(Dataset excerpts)
>>

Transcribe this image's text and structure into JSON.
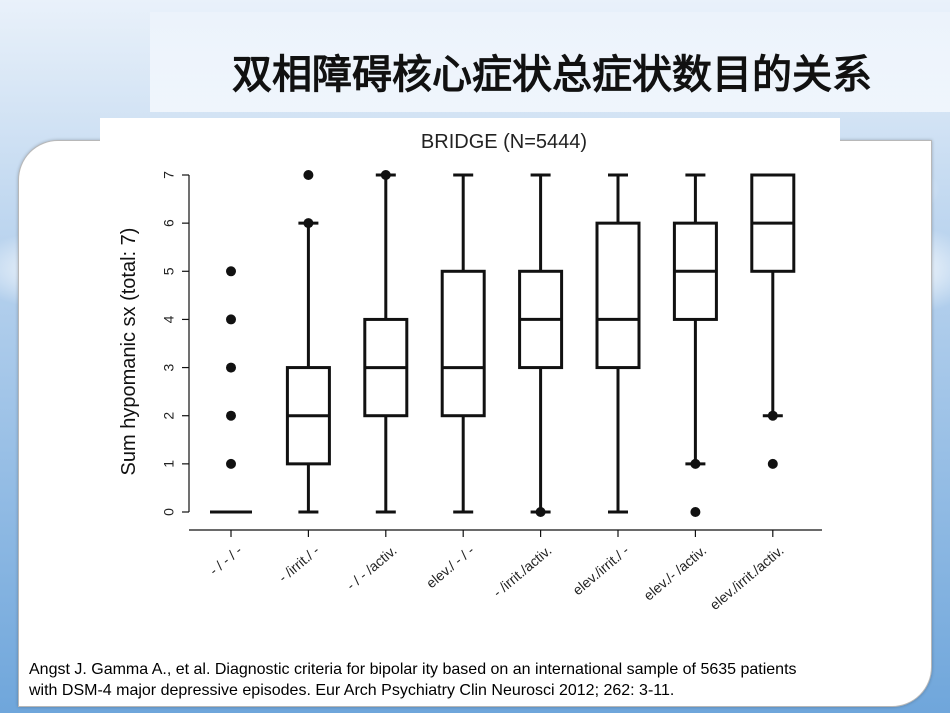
{
  "slide": {
    "title": "双相障碍核心症状总症状数目的关系",
    "caption_line1": "Angst J. Gamma A., et al. Diagnostic criteria for bipolar ity based on an international sample of 5635 patients",
    "caption_line2": "with DSM-4 major depressive episodes. Eur Arch Psychiatry Clin Neurosci 2012; 262: 3-11."
  },
  "colors": {
    "sky_top": "#cfe0f3",
    "sky_bottom": "#7eb0de",
    "ink": "#111111"
  },
  "chart_data": {
    "type": "boxplot",
    "title": "BRIDGE (N=5444)",
    "ylabel": "Sum hypomanic sx (total: 7)",
    "xlabel": "",
    "ylim": [
      0,
      7
    ],
    "yticks": [
      "0",
      "1",
      "2",
      "3",
      "4",
      "5",
      "6",
      "7"
    ],
    "grid": false,
    "categories": [
      "- / - / -",
      "- /irrit./ -",
      "- / - /activ.",
      "elev./ - / -",
      "- /irrit./activ.",
      "elev./irrit./ -",
      "elev./- /activ.",
      "elev./irrit./activ."
    ],
    "boxes": [
      {
        "whisker_low": 0,
        "q1": 0,
        "median": 0,
        "q3": 0,
        "whisker_high": 0,
        "outliers": [
          1,
          2,
          3,
          4,
          5
        ]
      },
      {
        "whisker_low": 0,
        "q1": 1,
        "median": 2,
        "q3": 3,
        "whisker_high": 6,
        "outliers": [
          6,
          7
        ]
      },
      {
        "whisker_low": 0,
        "q1": 2,
        "median": 3,
        "q3": 4,
        "whisker_high": 7,
        "outliers": [
          7
        ]
      },
      {
        "whisker_low": 0,
        "q1": 2,
        "median": 3,
        "q3": 5,
        "whisker_high": 7,
        "outliers": []
      },
      {
        "whisker_low": 0,
        "q1": 3,
        "median": 4,
        "q3": 5,
        "whisker_high": 7,
        "outliers": [
          0
        ]
      },
      {
        "whisker_low": 0,
        "q1": 3,
        "median": 4,
        "q3": 6,
        "whisker_high": 7,
        "outliers": []
      },
      {
        "whisker_low": 1,
        "q1": 4,
        "median": 5,
        "q3": 6,
        "whisker_high": 7,
        "outliers": [
          1,
          0
        ]
      },
      {
        "whisker_low": 2,
        "q1": 5,
        "median": 6,
        "q3": 7,
        "whisker_high": 7,
        "outliers": [
          2,
          1
        ]
      }
    ]
  }
}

<<

Return each line of the records above in which the word "irrit" occurs.

      "- /irrit./ -",
      "- /irrit./activ.",
      "elev./irrit./ -",
      "elev./irrit./activ."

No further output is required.